How many lines in this data contain the string "page"? Reply with the number only.

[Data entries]
┄┄┄┄┄┄┄┄┄┄

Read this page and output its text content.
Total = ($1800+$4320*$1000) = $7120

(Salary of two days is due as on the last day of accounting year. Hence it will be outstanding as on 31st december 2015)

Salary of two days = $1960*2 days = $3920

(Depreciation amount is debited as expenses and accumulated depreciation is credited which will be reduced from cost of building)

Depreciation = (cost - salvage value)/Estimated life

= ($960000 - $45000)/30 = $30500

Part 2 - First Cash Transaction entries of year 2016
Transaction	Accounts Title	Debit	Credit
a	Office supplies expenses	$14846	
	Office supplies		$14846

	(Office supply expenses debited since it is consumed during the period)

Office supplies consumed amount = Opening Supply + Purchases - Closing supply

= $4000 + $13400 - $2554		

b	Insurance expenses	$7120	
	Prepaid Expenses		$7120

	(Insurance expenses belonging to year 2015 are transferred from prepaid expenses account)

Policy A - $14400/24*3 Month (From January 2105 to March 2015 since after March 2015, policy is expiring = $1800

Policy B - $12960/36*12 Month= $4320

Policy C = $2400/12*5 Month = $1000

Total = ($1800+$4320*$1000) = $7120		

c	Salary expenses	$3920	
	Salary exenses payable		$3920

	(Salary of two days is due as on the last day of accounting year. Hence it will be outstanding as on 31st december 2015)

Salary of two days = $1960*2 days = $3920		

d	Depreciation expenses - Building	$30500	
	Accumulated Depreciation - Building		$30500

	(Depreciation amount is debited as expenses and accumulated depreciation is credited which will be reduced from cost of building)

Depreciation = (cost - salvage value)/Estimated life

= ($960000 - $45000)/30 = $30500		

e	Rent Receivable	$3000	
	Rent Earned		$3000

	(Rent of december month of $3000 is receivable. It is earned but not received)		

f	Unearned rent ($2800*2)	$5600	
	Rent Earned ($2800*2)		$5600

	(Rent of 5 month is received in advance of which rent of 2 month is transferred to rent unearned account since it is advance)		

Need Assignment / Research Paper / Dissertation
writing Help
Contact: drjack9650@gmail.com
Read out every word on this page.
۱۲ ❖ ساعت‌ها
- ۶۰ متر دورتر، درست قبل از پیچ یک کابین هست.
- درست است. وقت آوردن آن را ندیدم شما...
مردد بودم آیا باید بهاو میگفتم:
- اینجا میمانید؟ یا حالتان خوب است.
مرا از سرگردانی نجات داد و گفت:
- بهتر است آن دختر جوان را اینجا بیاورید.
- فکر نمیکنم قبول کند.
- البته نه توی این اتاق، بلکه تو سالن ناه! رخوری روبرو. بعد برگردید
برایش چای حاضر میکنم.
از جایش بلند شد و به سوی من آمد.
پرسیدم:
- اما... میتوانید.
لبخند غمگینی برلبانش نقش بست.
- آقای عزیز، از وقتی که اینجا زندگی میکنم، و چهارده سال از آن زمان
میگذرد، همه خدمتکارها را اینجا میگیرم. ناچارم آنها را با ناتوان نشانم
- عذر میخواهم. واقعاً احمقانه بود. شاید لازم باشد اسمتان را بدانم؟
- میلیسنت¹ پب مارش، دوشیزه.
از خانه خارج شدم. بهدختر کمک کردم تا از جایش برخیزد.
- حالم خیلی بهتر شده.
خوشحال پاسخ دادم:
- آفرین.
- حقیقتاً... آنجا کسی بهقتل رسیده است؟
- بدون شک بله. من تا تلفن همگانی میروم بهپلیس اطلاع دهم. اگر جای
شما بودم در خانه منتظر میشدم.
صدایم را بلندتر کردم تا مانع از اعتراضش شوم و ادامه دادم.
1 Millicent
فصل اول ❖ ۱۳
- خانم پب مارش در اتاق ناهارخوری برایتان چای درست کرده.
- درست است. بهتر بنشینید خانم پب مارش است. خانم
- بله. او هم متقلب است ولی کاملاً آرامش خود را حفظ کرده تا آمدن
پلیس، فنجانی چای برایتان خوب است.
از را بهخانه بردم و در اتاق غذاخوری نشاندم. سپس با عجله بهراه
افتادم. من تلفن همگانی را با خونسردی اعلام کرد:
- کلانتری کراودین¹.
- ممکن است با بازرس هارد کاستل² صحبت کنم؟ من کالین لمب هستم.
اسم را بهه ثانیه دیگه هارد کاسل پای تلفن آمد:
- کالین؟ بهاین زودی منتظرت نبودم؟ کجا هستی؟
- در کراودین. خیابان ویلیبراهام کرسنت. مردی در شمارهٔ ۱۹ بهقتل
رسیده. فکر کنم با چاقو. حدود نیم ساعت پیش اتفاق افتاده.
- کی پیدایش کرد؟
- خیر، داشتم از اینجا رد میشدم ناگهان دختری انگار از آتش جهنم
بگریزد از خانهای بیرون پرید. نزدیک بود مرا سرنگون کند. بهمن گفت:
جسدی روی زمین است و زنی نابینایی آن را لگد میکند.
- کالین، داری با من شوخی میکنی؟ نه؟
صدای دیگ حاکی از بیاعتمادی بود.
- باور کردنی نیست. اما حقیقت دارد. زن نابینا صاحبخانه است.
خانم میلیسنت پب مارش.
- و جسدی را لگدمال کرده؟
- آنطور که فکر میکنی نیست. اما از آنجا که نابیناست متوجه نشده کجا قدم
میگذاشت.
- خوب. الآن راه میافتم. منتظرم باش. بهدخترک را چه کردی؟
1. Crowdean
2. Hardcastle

┄┄┄┄┄┄┄┄┄┄

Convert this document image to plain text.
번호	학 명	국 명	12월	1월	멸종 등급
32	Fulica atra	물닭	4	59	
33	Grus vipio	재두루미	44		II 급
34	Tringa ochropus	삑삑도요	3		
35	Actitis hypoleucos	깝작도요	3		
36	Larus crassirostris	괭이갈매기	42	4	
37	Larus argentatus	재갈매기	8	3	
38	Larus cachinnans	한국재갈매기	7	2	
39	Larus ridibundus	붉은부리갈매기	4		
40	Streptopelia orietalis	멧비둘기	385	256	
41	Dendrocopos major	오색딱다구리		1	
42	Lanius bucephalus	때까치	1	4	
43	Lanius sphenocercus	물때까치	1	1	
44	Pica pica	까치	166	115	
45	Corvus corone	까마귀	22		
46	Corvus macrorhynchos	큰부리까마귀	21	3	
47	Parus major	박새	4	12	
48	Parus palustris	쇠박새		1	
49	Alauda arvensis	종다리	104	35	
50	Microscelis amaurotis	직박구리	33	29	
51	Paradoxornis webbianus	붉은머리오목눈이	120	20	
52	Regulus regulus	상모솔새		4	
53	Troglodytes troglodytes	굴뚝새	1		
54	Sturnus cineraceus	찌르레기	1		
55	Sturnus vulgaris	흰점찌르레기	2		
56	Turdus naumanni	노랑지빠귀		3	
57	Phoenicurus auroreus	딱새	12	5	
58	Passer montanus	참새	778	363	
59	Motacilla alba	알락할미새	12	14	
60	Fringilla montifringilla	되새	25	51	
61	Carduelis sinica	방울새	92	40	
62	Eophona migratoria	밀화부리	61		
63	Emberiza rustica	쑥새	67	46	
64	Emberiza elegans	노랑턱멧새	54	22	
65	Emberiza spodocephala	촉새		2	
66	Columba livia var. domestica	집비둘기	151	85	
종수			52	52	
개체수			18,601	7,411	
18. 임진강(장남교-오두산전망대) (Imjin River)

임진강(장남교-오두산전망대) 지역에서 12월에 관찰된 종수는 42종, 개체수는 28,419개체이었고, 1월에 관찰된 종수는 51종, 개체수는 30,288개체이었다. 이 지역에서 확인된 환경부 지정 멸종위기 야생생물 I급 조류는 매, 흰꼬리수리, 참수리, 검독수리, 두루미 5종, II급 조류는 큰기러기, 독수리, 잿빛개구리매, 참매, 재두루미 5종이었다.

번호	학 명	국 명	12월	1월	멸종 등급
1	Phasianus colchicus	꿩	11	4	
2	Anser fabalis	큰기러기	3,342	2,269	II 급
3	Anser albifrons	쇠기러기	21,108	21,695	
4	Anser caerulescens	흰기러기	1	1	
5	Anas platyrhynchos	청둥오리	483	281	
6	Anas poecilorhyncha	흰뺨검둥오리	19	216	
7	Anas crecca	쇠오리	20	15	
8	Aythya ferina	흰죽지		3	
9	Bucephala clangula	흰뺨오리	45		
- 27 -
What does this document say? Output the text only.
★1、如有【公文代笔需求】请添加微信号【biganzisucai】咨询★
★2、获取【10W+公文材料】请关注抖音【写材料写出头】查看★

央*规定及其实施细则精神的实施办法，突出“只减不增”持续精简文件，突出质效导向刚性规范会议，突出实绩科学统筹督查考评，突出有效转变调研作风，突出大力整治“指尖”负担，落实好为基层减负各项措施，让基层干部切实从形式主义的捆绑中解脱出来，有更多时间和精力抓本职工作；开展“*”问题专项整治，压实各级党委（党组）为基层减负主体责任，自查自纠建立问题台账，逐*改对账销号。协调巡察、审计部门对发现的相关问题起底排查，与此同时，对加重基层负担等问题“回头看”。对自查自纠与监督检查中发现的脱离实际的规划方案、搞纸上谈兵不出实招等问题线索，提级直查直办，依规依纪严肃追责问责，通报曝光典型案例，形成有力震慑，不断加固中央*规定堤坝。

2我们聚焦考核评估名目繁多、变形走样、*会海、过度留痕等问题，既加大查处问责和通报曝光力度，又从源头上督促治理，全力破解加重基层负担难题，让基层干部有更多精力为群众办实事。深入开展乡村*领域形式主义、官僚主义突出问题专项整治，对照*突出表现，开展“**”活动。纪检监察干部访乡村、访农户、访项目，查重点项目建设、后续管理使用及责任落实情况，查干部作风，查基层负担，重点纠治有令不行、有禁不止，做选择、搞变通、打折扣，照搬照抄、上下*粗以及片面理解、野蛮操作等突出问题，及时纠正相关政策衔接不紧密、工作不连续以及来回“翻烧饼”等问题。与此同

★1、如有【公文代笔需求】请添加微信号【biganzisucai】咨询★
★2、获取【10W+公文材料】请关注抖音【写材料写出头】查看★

┄┄┄┄┄┄┄┄┄┄

Expected output:
2